BEGIN Records shown

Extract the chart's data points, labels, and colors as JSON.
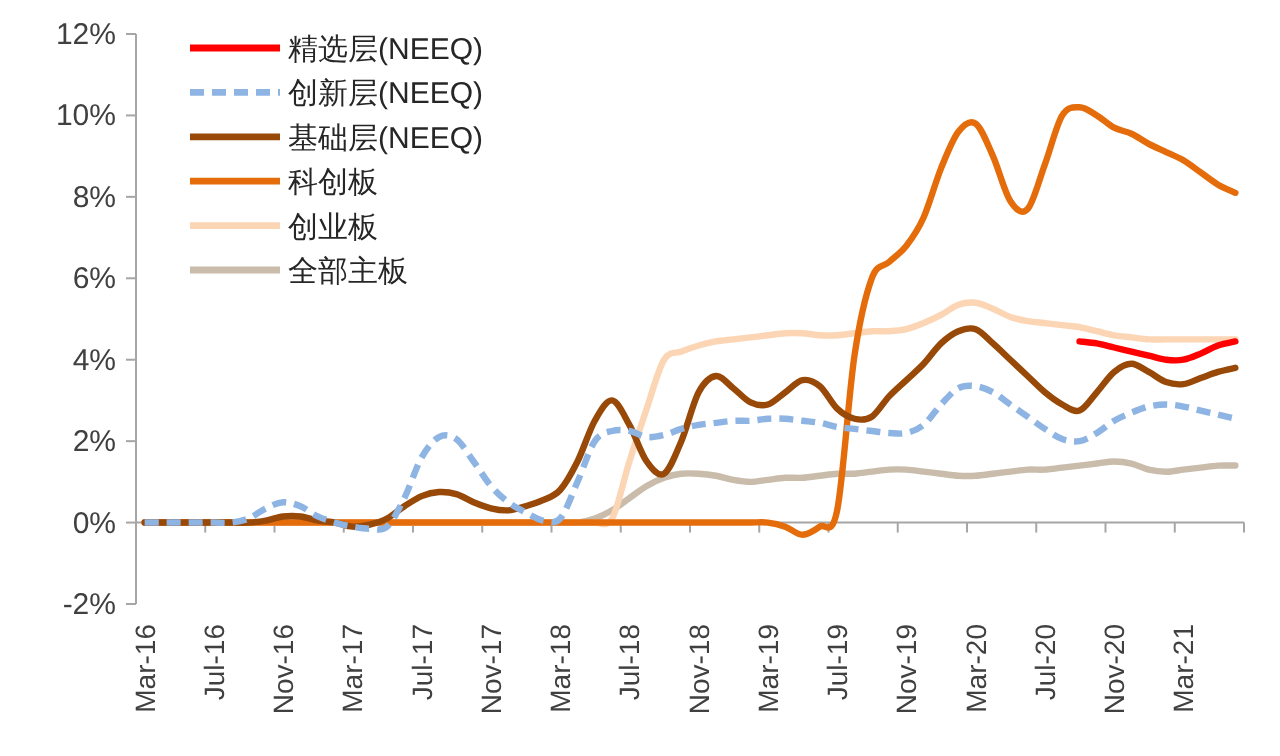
{
  "chart_data": {
    "type": "line",
    "categories": [
      "Mar-16",
      null,
      null,
      null,
      "Jul-16",
      null,
      null,
      null,
      "Nov-16",
      null,
      null,
      null,
      "Mar-17",
      null,
      null,
      null,
      "Jul-17",
      null,
      null,
      null,
      "Nov-17",
      null,
      null,
      null,
      "Mar-18",
      null,
      null,
      null,
      "Jul-18",
      null,
      null,
      null,
      "Nov-18",
      null,
      null,
      null,
      "Mar-19",
      null,
      null,
      null,
      "Jul-19",
      null,
      null,
      null,
      "Nov-19",
      null,
      null,
      null,
      "Mar-20",
      null,
      null,
      null,
      "Jul-20",
      null,
      null,
      null,
      "Nov-20",
      null,
      null,
      null,
      "Mar-21",
      null,
      null,
      null
    ],
    "series": [
      {
        "name": "精选层(NEEQ)",
        "color": "#ff0000",
        "values": [
          null,
          null,
          null,
          null,
          null,
          null,
          null,
          null,
          null,
          null,
          null,
          null,
          null,
          null,
          null,
          null,
          null,
          null,
          null,
          null,
          null,
          null,
          null,
          null,
          null,
          null,
          null,
          null,
          null,
          null,
          null,
          null,
          null,
          null,
          null,
          null,
          null,
          null,
          null,
          null,
          null,
          null,
          null,
          null,
          null,
          null,
          null,
          null,
          null,
          null,
          null,
          null,
          null,
          null,
          4.45,
          4.4,
          4.3,
          4.2,
          4.1,
          4.0,
          4.0,
          4.15,
          4.35,
          4.45
        ]
      },
      {
        "name": "创新层(NEEQ)",
        "color": "#8eb4e3",
        "line_style": "dashed",
        "values": [
          0,
          0,
          0,
          0,
          0,
          0,
          0.1,
          0.35,
          0.5,
          0.4,
          0.15,
          0,
          -0.1,
          -0.15,
          -0.1,
          0.6,
          1.6,
          2.1,
          2.05,
          1.5,
          0.9,
          0.5,
          0.25,
          0.05,
          0.1,
          1.0,
          2.0,
          2.25,
          2.25,
          2.1,
          2.15,
          2.3,
          2.4,
          2.45,
          2.5,
          2.5,
          2.55,
          2.55,
          2.5,
          2.45,
          2.35,
          2.3,
          2.25,
          2.2,
          2.2,
          2.4,
          2.9,
          3.3,
          3.35,
          3.2,
          2.9,
          2.6,
          2.3,
          2.05,
          2.0,
          2.2,
          2.5,
          2.7,
          2.85,
          2.9,
          2.85,
          2.75,
          2.65,
          2.55
        ]
      },
      {
        "name": "基础层(NEEQ)",
        "color": "#984807",
        "values": [
          0,
          0,
          0,
          0,
          0,
          0,
          0,
          0.05,
          0.15,
          0.15,
          0.05,
          0,
          -0.1,
          -0.05,
          0.1,
          0.4,
          0.65,
          0.75,
          0.7,
          0.5,
          0.35,
          0.3,
          0.4,
          0.55,
          0.8,
          1.5,
          2.5,
          3.0,
          2.4,
          1.5,
          1.2,
          2.0,
          3.2,
          3.6,
          3.3,
          2.95,
          2.9,
          3.2,
          3.5,
          3.35,
          2.8,
          2.55,
          2.6,
          3.1,
          3.5,
          3.9,
          4.4,
          4.7,
          4.75,
          4.4,
          4.0,
          3.6,
          3.2,
          2.9,
          2.75,
          3.2,
          3.7,
          3.9,
          3.7,
          3.45,
          3.4,
          3.55,
          3.7,
          3.8
        ]
      },
      {
        "name": "科创板",
        "color": "#e46c0a",
        "values": [
          0,
          0,
          0,
          0,
          0,
          0,
          0,
          0,
          0,
          0,
          0,
          0,
          0,
          0,
          0,
          0,
          0,
          0,
          0,
          0,
          0,
          0,
          0,
          0,
          0,
          0,
          0,
          0,
          0,
          0,
          0,
          0,
          0,
          0,
          0,
          0,
          0,
          -0.1,
          -0.3,
          -0.1,
          0.3,
          4.1,
          6.0,
          6.4,
          6.8,
          7.5,
          8.7,
          9.6,
          9.8,
          9.0,
          7.9,
          7.7,
          8.8,
          10.0,
          10.2,
          10.0,
          9.7,
          9.55,
          9.3,
          9.1,
          8.9,
          8.6,
          8.3,
          8.1
        ]
      },
      {
        "name": "创业板",
        "color": "#fcd5b5",
        "values": [
          0,
          0,
          0,
          0,
          0,
          0,
          0,
          0,
          0,
          0,
          0,
          0,
          0,
          0,
          0,
          0,
          0,
          0,
          0,
          0,
          0,
          0,
          0,
          0,
          0,
          0,
          0,
          0.1,
          1.5,
          2.8,
          4.0,
          4.2,
          4.35,
          4.45,
          4.5,
          4.55,
          4.6,
          4.65,
          4.65,
          4.6,
          4.6,
          4.65,
          4.7,
          4.7,
          4.75,
          4.9,
          5.1,
          5.35,
          5.4,
          5.25,
          5.05,
          4.95,
          4.9,
          4.85,
          4.8,
          4.7,
          4.6,
          4.55,
          4.5,
          4.5,
          4.5,
          4.5,
          4.5,
          4.5
        ]
      },
      {
        "name": "全部主板",
        "color": "#c9bcab",
        "values": [
          0,
          0,
          0,
          0,
          0,
          0,
          0,
          0,
          0,
          0,
          0,
          0,
          0,
          0,
          0,
          0,
          0,
          0,
          0,
          0,
          0,
          0,
          0,
          0,
          0,
          0,
          0.1,
          0.3,
          0.6,
          0.9,
          1.1,
          1.2,
          1.2,
          1.15,
          1.05,
          1.0,
          1.05,
          1.1,
          1.1,
          1.15,
          1.2,
          1.2,
          1.25,
          1.3,
          1.3,
          1.25,
          1.2,
          1.15,
          1.15,
          1.2,
          1.25,
          1.3,
          1.3,
          1.35,
          1.4,
          1.45,
          1.5,
          1.45,
          1.3,
          1.25,
          1.3,
          1.35,
          1.4,
          1.4
        ]
      }
    ],
    "ylim": [
      -2,
      12
    ],
    "yticks": [
      {
        "value": -2,
        "label": "-2%"
      },
      {
        "value": 0,
        "label": "0%"
      },
      {
        "value": 2,
        "label": "2%"
      },
      {
        "value": 4,
        "label": "4%"
      },
      {
        "value": 6,
        "label": "6%"
      },
      {
        "value": 8,
        "label": "8%"
      },
      {
        "value": 10,
        "label": "10%"
      },
      {
        "value": 12,
        "label": "12%"
      }
    ],
    "legend": "top left"
  }
}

END Records shown

- **Work to do**:
Copy every line in the listing above where the string "NEEQ" turns up.

- **Task output**:
        "name": "精选层(NEEQ)",
        "name": "创新层(NEEQ)",
        "name": "基础层(NEEQ)",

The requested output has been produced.